Task to carry out - Copy out all lines in the data below containing the string "Republic".

►

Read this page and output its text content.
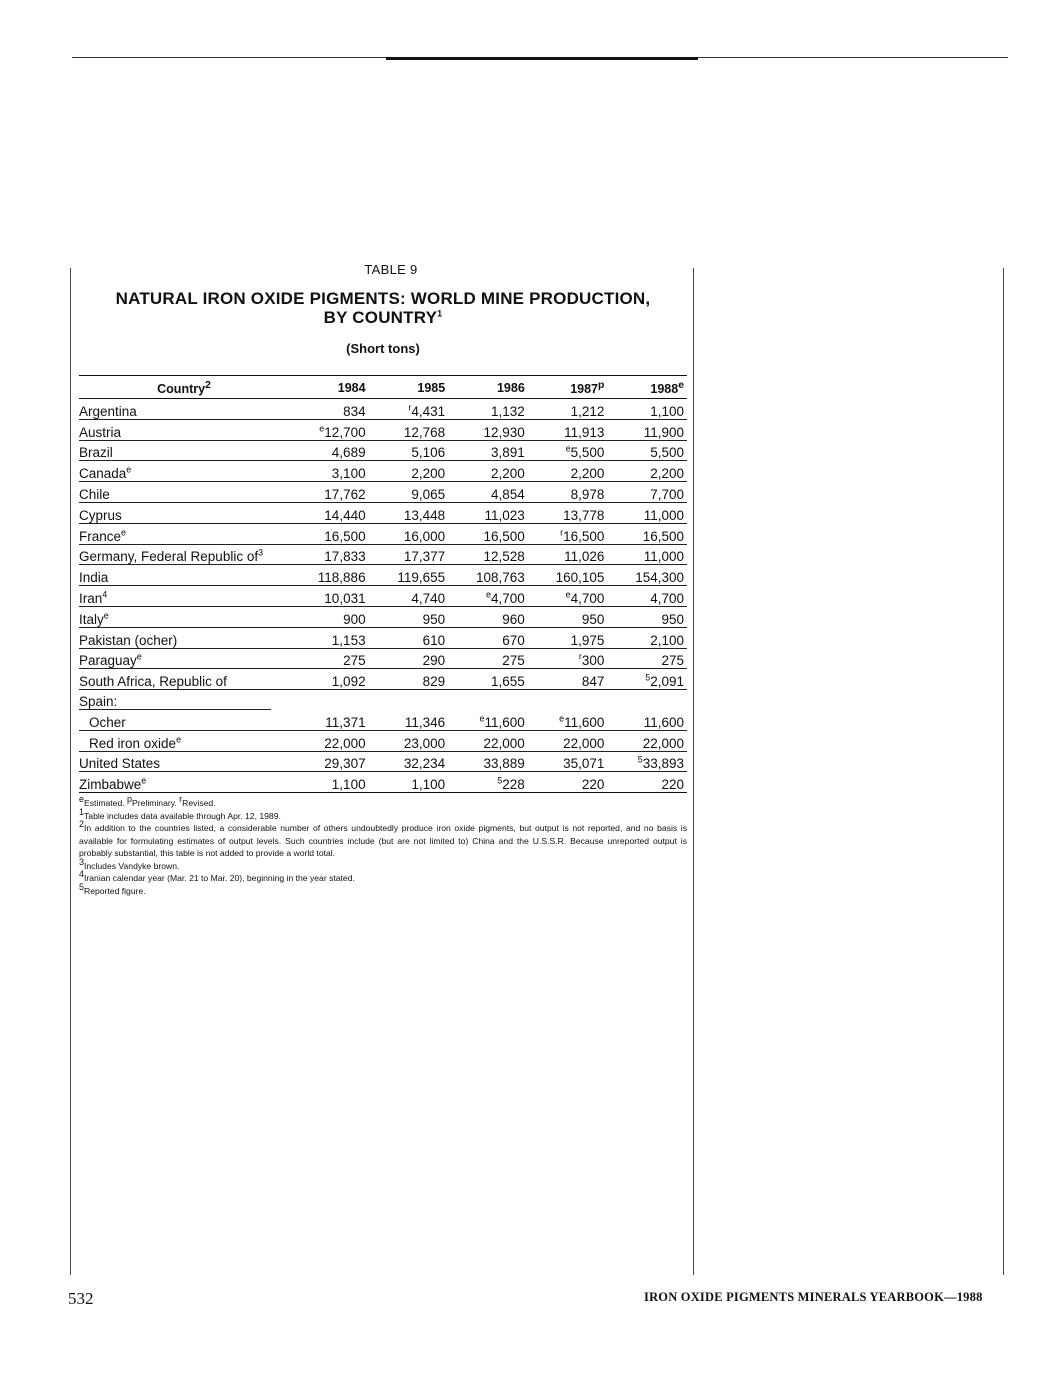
TABLE 9
NATURAL IRON OXIDE PIGMENTS: WORLD MINE PRODUCTION,
BY COUNTRY$^1$
(Short tons)
Country$^2$	1984	1985	1986	1987$^p$	1988e
Argentina	834	$^r$4,431	1,132	1,212	1,100
Austria	$^e$12,700	12,768	12,930	11,913	11,900
Brazil	4,689	5,106	3,891	$^e$5,500	5,500
Canada$^e$	3,100	2,200	2,200	2,200	2,200
Chile	17,762	9,065	4,854	8,978	7,700
Cyprus	14,440	13,448	11,023	13,778	11,000
France$^e$	16,500	16,000	16,500	$^r$16,500	16,500
Germany, Federal Republic $of^3$	17,833	17,377	12,528	11,026	11,000
India	118,886	119,655	108,763	160,105	154,300
Iran$^4$	10,031	4,740	$^e$4,700	$^e$4,700	4,700
Italy$^e$	900	950	960	950	950
Pakistan (ocher)	1,153	610	670	1,975	2,100
Paraguay$^e$	275	290	275	$^r$300	275
South Africa, Republic of	1,092	829	1,655	847	$^5$2,091
Spain:					
Ocher	11,371	11,346	$^e$11,600	$^e$11,600	11,600
Red iron oxide$^e$	22,000	23,000	22,000	22,000	22,000
United States	29,307	32,234	33,889	35,071	$^5$33,893
Zimbabwe$^e$	1,100	1,100	$^5$228	220	220

$^e$Estimated. $^p$Preliminary. $^r$Revised.

$^1$Table includes data available through Apr. 12, 1989.

$^2$In addition to the countries listed, a considerable number of others undoubtedly produce iron oxide pigments, but output is not reported, and no basis is available for formulating estimates of output levels. Such countries include (but are not limited to) China and the U.S.S.R. Because unreported output is probably substantial, this table is not added to provide a world total.

$^3$Includes Vandyke brown.

$^4$Iranian calendar year (Mar. 21 to Mar. 20), beginning in the year stated.

$^5$Reported figure.

532	IRON OXIDE PIGMENTS MINERALS YEARBOOK—1988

◄

Task output -
Germany, Federal Republic $of^3$	17,833	17,377	12,528	11,026	11,000
South Africa, Republic of	1,092	829	1,655	847	$^5$2,091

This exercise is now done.